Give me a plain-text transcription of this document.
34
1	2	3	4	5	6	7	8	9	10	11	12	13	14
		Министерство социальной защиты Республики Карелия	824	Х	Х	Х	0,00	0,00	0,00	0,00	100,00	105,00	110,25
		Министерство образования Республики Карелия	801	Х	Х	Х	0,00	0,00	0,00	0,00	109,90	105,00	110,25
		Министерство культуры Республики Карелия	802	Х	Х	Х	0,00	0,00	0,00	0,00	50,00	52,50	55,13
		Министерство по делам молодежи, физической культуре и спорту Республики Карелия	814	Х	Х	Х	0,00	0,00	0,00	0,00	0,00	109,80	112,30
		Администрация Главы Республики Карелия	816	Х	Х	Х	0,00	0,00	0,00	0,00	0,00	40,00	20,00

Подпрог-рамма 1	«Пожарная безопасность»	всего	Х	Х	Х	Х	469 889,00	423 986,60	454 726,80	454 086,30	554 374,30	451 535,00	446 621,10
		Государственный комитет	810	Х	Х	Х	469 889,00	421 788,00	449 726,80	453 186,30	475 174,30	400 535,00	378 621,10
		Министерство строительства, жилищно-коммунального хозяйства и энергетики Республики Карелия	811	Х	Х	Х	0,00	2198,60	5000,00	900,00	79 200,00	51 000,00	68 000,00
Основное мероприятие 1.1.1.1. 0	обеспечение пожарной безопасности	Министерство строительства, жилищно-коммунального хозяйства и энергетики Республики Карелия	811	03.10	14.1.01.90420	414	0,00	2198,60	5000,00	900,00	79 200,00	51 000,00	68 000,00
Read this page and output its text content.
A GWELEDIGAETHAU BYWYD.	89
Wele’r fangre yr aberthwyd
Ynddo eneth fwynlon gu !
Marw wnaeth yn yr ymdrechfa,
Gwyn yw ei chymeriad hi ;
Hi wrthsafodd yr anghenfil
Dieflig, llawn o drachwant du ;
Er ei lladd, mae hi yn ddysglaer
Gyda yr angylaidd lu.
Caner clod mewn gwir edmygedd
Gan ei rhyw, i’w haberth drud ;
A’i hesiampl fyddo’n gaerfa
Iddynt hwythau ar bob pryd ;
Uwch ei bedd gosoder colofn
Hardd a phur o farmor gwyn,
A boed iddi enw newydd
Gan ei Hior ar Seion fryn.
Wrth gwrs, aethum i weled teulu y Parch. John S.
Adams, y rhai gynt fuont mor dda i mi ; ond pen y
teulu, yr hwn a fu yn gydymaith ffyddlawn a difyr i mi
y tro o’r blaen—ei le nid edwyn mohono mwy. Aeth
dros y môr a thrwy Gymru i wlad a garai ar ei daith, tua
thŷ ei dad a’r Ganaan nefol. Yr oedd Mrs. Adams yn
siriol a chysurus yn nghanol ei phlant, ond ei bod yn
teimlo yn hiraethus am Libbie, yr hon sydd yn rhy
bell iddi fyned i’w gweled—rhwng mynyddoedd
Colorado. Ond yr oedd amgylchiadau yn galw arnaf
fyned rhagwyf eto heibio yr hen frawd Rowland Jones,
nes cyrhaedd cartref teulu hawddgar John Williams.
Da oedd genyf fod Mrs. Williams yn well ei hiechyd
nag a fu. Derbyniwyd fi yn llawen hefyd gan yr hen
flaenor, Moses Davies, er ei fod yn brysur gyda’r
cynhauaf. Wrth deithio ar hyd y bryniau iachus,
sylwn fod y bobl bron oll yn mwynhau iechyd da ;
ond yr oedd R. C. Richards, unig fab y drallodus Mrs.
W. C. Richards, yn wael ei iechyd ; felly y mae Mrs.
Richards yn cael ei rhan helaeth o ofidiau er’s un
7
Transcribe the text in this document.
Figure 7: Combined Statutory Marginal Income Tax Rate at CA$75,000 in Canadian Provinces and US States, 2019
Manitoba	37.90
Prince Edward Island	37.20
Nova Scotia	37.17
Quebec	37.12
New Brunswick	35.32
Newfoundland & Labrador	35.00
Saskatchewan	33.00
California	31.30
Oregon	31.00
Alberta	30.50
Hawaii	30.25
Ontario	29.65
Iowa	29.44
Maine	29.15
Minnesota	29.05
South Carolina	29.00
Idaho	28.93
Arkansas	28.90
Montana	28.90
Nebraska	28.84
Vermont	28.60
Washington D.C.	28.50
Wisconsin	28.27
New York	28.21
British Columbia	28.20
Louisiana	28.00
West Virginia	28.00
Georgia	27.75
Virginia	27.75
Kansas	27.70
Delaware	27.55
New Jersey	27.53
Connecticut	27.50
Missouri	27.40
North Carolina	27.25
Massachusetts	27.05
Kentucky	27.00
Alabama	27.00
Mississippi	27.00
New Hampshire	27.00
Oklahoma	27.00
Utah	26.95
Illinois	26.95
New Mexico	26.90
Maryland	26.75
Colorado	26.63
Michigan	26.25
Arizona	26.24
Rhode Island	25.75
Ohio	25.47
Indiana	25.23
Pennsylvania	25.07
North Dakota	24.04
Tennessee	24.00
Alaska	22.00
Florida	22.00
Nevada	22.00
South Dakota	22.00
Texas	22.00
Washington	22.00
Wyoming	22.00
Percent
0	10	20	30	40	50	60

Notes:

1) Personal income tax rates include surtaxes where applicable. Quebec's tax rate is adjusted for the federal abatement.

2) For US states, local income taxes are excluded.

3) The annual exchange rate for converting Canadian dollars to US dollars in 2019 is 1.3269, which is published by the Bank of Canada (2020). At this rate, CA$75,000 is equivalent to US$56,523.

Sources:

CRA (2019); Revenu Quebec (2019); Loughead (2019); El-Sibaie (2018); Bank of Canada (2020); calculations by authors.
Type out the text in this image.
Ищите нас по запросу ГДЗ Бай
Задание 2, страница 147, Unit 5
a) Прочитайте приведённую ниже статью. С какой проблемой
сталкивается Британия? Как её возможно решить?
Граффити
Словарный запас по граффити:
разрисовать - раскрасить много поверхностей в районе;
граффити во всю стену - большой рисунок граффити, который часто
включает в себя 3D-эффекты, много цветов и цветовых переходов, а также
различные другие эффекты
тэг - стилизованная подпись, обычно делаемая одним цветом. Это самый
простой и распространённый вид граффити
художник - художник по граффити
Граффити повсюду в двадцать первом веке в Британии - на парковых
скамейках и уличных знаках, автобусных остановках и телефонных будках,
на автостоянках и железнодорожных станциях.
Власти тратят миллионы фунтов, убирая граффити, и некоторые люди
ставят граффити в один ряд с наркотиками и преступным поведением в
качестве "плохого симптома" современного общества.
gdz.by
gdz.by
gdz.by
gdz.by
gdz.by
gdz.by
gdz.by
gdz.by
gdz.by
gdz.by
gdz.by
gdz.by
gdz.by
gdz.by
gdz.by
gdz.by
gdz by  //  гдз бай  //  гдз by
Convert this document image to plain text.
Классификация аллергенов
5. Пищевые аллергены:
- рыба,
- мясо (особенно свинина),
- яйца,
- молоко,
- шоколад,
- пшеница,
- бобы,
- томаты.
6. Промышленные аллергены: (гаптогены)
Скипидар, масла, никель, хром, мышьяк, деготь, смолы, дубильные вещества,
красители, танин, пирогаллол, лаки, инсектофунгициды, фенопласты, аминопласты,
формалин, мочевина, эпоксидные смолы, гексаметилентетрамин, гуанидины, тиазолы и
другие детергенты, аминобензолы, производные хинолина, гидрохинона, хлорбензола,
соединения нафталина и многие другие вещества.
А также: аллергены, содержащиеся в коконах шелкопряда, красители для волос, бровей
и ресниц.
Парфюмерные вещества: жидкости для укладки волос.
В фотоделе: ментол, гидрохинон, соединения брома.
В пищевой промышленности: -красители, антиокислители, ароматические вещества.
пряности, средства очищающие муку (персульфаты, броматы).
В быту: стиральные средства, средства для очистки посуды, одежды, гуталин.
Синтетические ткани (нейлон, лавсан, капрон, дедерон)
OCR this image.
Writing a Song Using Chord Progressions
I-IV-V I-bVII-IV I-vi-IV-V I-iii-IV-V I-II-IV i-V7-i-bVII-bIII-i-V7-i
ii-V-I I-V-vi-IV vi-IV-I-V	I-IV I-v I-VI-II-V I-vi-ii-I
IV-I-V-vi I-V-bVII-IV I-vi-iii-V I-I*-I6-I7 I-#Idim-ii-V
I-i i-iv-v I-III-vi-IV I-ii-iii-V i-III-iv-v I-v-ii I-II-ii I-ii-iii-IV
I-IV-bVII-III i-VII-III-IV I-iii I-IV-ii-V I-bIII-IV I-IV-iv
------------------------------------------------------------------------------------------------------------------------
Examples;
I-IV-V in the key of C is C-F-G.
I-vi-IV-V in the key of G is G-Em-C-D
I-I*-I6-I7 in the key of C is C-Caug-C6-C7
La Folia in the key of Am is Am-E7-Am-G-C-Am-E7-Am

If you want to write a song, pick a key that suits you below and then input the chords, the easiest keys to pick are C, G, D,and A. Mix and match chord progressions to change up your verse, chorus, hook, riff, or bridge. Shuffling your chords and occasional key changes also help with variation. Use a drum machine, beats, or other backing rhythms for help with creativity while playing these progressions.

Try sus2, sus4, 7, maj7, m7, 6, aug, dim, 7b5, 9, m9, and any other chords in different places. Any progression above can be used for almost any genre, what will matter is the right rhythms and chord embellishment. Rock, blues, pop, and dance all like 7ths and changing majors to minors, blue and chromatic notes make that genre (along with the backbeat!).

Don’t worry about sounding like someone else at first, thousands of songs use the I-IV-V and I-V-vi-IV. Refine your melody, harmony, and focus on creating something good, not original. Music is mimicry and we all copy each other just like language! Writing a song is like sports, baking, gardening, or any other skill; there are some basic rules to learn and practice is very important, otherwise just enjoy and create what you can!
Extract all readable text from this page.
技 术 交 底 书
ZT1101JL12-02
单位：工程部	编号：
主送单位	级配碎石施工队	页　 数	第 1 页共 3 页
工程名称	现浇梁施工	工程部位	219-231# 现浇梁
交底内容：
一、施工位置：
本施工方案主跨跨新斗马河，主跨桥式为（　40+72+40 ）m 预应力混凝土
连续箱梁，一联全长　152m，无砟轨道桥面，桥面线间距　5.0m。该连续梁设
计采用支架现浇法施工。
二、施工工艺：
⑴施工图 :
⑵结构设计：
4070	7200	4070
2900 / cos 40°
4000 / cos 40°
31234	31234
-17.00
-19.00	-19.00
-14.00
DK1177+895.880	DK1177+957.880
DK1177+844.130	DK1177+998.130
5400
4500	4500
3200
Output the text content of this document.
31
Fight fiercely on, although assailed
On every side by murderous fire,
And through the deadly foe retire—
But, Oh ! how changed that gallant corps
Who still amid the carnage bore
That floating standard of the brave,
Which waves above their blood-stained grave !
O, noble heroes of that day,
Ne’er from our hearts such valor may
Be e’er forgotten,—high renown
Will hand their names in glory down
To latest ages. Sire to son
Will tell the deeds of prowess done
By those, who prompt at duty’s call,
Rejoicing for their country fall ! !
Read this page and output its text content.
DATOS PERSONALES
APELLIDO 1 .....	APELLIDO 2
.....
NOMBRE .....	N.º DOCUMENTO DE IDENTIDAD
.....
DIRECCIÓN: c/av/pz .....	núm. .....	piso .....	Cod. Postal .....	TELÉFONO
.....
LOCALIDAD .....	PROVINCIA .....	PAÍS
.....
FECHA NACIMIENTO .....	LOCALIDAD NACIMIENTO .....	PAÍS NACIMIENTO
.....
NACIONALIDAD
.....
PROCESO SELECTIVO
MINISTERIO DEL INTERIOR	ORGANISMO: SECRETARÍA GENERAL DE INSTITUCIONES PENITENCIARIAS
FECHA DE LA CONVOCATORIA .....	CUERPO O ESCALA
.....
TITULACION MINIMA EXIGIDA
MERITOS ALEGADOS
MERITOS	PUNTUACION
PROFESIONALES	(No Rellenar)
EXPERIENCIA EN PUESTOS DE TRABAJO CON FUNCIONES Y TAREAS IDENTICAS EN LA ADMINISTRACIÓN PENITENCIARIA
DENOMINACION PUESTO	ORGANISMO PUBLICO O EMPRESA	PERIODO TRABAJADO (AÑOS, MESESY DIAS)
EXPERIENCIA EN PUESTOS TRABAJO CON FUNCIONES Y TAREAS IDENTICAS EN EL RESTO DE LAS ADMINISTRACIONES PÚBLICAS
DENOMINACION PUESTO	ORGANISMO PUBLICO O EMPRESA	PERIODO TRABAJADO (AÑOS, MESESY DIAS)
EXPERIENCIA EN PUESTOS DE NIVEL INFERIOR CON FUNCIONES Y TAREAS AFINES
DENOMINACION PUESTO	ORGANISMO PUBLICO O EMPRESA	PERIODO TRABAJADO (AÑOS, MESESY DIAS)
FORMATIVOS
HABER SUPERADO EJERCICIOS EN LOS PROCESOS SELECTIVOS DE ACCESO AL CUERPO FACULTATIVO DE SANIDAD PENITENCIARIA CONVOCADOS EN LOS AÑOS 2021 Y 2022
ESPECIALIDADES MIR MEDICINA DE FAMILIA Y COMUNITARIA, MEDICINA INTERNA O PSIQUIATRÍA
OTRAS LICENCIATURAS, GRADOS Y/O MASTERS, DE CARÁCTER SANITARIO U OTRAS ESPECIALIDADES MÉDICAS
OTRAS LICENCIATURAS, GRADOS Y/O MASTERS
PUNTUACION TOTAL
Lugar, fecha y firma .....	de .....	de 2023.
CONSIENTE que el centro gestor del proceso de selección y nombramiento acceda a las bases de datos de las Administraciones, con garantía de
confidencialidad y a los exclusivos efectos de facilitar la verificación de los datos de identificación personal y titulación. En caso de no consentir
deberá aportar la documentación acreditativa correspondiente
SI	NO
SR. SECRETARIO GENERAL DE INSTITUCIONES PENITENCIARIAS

★ ★ ★

**BRIEF:**
Check each line above for the word "Richards" and copy the ones that have it.

**RESPONSE:**
ond yr oedd R. C. Richards, unig fab y drallodus Mrs.
W. C. Richards, yn wael ei iechyd ; felly y mae Mrs.
Richards yn cael ei rhan helaeth o ofidiau er’s un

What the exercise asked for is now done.